## Excerpted data
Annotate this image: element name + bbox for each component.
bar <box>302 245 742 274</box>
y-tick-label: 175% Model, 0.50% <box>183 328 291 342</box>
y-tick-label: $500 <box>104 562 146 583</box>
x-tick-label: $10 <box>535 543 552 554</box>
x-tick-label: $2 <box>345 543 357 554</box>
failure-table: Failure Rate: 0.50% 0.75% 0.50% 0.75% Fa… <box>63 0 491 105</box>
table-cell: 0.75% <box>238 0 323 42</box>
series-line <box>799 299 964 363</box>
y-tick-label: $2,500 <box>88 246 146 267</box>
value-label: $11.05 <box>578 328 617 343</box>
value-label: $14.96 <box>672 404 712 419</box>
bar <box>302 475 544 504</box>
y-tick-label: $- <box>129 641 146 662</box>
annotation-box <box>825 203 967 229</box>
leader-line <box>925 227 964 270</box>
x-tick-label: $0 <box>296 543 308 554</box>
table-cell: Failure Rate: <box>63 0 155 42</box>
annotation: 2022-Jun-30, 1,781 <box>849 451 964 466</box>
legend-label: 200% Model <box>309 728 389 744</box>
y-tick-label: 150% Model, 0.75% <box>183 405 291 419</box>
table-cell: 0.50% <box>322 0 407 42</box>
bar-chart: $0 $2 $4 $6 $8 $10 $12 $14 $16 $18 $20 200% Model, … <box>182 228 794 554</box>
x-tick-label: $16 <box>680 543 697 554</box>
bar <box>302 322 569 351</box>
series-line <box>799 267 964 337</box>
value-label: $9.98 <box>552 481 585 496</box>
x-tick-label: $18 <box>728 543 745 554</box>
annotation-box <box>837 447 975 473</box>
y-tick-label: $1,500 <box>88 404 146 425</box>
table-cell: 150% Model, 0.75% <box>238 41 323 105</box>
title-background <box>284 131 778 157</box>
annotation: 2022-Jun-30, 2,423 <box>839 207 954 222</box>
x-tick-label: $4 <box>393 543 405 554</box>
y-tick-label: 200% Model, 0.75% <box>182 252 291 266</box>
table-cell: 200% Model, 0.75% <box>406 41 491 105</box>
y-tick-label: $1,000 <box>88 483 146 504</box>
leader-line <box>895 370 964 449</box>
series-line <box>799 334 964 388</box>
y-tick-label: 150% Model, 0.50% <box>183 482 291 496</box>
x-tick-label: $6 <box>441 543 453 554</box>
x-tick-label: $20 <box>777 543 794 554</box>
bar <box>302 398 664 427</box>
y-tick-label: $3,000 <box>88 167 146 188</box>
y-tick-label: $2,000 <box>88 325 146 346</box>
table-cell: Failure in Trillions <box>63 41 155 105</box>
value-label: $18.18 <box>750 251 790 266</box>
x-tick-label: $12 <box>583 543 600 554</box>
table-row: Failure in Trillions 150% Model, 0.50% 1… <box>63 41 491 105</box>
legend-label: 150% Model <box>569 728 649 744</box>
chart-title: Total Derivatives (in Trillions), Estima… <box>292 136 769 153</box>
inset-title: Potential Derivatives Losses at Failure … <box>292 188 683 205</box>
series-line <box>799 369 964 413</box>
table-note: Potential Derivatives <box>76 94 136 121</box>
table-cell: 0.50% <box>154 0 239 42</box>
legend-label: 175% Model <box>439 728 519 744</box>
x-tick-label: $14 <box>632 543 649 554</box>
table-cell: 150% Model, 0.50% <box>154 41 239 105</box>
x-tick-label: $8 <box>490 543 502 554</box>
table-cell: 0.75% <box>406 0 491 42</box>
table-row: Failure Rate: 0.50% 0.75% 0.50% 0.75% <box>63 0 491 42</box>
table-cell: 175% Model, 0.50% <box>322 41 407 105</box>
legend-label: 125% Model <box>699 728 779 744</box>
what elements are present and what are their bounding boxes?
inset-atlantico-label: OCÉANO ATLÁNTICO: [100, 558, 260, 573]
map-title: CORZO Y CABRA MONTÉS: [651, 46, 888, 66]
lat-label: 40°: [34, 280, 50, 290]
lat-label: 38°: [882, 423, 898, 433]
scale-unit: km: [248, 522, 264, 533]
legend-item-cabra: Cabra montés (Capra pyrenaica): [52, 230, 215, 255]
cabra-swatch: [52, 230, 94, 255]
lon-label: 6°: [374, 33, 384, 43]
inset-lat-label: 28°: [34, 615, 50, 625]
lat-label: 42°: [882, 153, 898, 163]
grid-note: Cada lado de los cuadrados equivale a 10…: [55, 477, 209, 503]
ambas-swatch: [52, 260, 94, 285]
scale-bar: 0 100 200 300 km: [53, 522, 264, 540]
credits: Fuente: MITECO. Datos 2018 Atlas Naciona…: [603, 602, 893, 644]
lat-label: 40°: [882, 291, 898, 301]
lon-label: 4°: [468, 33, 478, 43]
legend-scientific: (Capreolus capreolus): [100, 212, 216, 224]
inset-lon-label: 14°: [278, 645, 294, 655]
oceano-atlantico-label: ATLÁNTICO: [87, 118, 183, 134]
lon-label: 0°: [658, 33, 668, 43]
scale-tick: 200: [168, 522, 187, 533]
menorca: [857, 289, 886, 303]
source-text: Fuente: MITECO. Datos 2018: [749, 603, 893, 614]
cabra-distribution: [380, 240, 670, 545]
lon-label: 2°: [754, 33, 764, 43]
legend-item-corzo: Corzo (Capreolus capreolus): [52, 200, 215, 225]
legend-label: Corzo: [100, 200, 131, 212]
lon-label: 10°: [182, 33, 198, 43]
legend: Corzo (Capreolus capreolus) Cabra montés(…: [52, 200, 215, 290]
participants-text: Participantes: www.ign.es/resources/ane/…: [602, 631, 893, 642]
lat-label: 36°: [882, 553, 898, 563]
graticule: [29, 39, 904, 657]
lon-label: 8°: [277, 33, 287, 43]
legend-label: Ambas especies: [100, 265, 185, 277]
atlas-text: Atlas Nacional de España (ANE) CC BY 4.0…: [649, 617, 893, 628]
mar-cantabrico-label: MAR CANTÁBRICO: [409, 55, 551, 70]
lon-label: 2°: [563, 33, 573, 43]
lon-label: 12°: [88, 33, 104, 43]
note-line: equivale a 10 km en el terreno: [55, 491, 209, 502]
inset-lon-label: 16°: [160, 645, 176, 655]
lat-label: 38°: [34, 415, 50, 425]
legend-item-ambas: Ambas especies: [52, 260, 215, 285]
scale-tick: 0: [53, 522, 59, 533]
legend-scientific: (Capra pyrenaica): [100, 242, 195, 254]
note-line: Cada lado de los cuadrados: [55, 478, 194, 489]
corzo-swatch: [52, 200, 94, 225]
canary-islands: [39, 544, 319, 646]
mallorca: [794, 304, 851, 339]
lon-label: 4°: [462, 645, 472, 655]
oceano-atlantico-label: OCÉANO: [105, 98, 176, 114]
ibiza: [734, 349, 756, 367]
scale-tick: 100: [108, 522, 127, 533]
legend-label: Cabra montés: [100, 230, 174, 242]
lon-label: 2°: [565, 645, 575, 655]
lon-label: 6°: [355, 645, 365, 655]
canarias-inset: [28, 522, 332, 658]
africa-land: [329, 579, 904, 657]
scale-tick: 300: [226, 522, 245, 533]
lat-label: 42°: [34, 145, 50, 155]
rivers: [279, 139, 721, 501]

## What the exercise asks
Reproduce every one of the records above word for word, keeping each line unchanged and in the same order.

## Output
Annotate this image: element name + bbox for each component.
bar <box>302 245 742 274</box>
y-tick-label: 175% Model, 0.50% <box>183 328 291 342</box>
y-tick-label: $500 <box>104 562 146 583</box>
x-tick-label: $10 <box>535 543 552 554</box>
x-tick-label: $2 <box>345 543 357 554</box>
failure-table: Failure Rate: 0.50% 0.75% 0.50% 0.75% Fa… <box>63 0 491 105</box>
table-cell: 0.75% <box>238 0 323 42</box>
series-line <box>799 299 964 363</box>
y-tick-label: $2,500 <box>88 246 146 267</box>
value-label: $11.05 <box>578 328 617 343</box>
value-label: $14.96 <box>672 404 712 419</box>
bar <box>302 475 544 504</box>
y-tick-label: $- <box>129 641 146 662</box>
annotation-box <box>825 203 967 229</box>
leader-line <box>925 227 964 270</box>
x-tick-label: $0 <box>296 543 308 554</box>
table-cell: Failure Rate: <box>63 0 155 42</box>
annotation: 2022-Jun-30, 1,781 <box>849 451 964 466</box>
legend-label: 200% Model <box>309 728 389 744</box>
y-tick-label: 150% Model, 0.75% <box>183 405 291 419</box>
table-cell: 0.50% <box>322 0 407 42</box>
bar-chart: $0 $2 $4 $6 $8 $10 $12 $14 $16 $18 $20 200% Model, … <box>182 228 794 554</box>
x-tick-label: $16 <box>680 543 697 554</box>
bar <box>302 322 569 351</box>
series-line <box>799 267 964 337</box>
value-label: $9.98 <box>552 481 585 496</box>
x-tick-label: $18 <box>728 543 745 554</box>
annotation-box <box>837 447 975 473</box>
y-tick-label: $1,500 <box>88 404 146 425</box>
table-cell: 150% Model, 0.75% <box>238 41 323 105</box>
title-background <box>284 131 778 157</box>
annotation: 2022-Jun-30, 2,423 <box>839 207 954 222</box>
x-tick-label: $4 <box>393 543 405 554</box>
y-tick-label: 200% Model, 0.75% <box>182 252 291 266</box>
table-cell: 200% Model, 0.75% <box>406 41 491 105</box>
y-tick-label: $1,000 <box>88 483 146 504</box>
leader-line <box>895 370 964 449</box>
series-line <box>799 334 964 388</box>
y-tick-label: 150% Model, 0.50% <box>183 482 291 496</box>
x-tick-label: $6 <box>441 543 453 554</box>
x-tick-label: $20 <box>777 543 794 554</box>
bar <box>302 398 664 427</box>
y-tick-label: $3,000 <box>88 167 146 188</box>
y-tick-label: $2,000 <box>88 325 146 346</box>
table-cell: Failure in Trillions <box>63 41 155 105</box>
value-label: $18.18 <box>750 251 790 266</box>
x-tick-label: $12 <box>583 543 600 554</box>
table-row: Failure in Trillions 150% Model, 0.50% 1… <box>63 41 491 105</box>
legend-label: 150% Model <box>569 728 649 744</box>
chart-title: Total Derivatives (in Trillions), Estima… <box>292 136 769 153</box>
inset-title: Potential Derivatives Losses at Failure … <box>292 188 683 205</box>
series-line <box>799 369 964 413</box>
table-note: Potential Derivatives <box>76 94 136 121</box>
table-cell: 0.50% <box>154 0 239 42</box>
legend-label: 175% Model <box>439 728 519 744</box>
x-tick-label: $14 <box>632 543 649 554</box>
table-cell: 150% Model, 0.50% <box>154 41 239 105</box>
x-tick-label: $8 <box>490 543 502 554</box>
table-cell: 0.75% <box>406 0 491 42</box>
table-row: Failure Rate: 0.50% 0.75% 0.50% 0.75% <box>63 0 491 42</box>
table-cell: 175% Model, 0.50% <box>322 41 407 105</box>
legend-label: 125% Model <box>699 728 779 744</box>
what elements are present and what are their bounding boxes?
inset-atlantico-label: OCÉANO ATLÁNTICO: [100, 558, 260, 573]
map-title: CORZO Y CABRA MONTÉS: [651, 46, 888, 66]
lat-label: 40°: [34, 280, 50, 290]
lat-label: 38°: [882, 423, 898, 433]
scale-unit: km: [248, 522, 264, 533]
legend-item-cabra: Cabra montés (Capra pyrenaica): [52, 230, 215, 255]
cabra-swatch: [52, 230, 94, 255]
lon-label: 6°: [374, 33, 384, 43]
inset-lat-label: 28°: [34, 615, 50, 625]
lat-label: 42°: [882, 153, 898, 163]
grid-note: Cada lado de los cuadrados equivale a 10…: [55, 477, 209, 503]
ambas-swatch: [52, 260, 94, 285]
scale-bar: 0 100 200 300 km: [53, 522, 264, 540]
credits: Fuente: MITECO. Datos 2018 Atlas Naciona…: [603, 602, 893, 644]
lat-label: 40°: [882, 291, 898, 301]
lon-label: 4°: [468, 33, 478, 43]
legend-scientific: (Capreolus capreolus): [100, 212, 216, 224]
inset-lon-label: 14°: [278, 645, 294, 655]
oceano-atlantico-label: ATLÁNTICO: [87, 118, 183, 134]
lon-label: 0°: [658, 33, 668, 43]
scale-tick: 200: [168, 522, 187, 533]
menorca: [857, 289, 886, 303]
source-text: Fuente: MITECO. Datos 2018: [749, 603, 893, 614]
cabra-distribution: [380, 240, 670, 545]
lon-label: 2°: [754, 33, 764, 43]
legend-item-corzo: Corzo (Capreolus capreolus): [52, 200, 215, 225]
legend-label: Corzo: [100, 200, 131, 212]
lon-label: 10°: [182, 33, 198, 43]
legend: Corzo (Capreolus capreolus) Cabra montés(…: [52, 200, 215, 290]
participants-text: Participantes: www.ign.es/resources/ane/…: [602, 631, 893, 642]
lat-label: 36°: [882, 553, 898, 563]
graticule: [29, 39, 904, 657]
lon-label: 8°: [277, 33, 287, 43]
legend-label: Ambas especies: [100, 265, 185, 277]
atlas-text: Atlas Nacional de España (ANE) CC BY 4.0…: [649, 617, 893, 628]
mar-cantabrico-label: MAR CANTÁBRICO: [409, 55, 551, 70]
lon-label: 2°: [563, 33, 573, 43]
lon-label: 12°: [88, 33, 104, 43]
note-line: equivale a 10 km en el terreno: [55, 491, 209, 502]
inset-lon-label: 16°: [160, 645, 176, 655]
lat-label: 38°: [34, 415, 50, 425]
legend-item-ambas: Ambas especies: [52, 260, 215, 285]
scale-tick: 0: [53, 522, 59, 533]
legend-scientific: (Capra pyrenaica): [100, 242, 195, 254]
note-line: Cada lado de los cuadrados: [55, 478, 194, 489]
corzo-swatch: [52, 200, 94, 225]
canary-islands: [39, 544, 319, 646]
mallorca: [794, 304, 851, 339]
lon-label: 4°: [462, 645, 472, 655]
oceano-atlantico-label: OCÉANO: [105, 98, 176, 114]
ibiza: [734, 349, 756, 367]
scale-tick: 100: [108, 522, 127, 533]
legend-label: Cabra montés: [100, 230, 174, 242]
lon-label: 2°: [565, 645, 575, 655]
lon-label: 6°: [355, 645, 365, 655]
canarias-inset: [28, 522, 332, 658]
africa-land: [329, 579, 904, 657]
scale-tick: 300: [226, 522, 245, 533]
lat-label: 42°: [34, 145, 50, 155]
rivers: [279, 139, 721, 501]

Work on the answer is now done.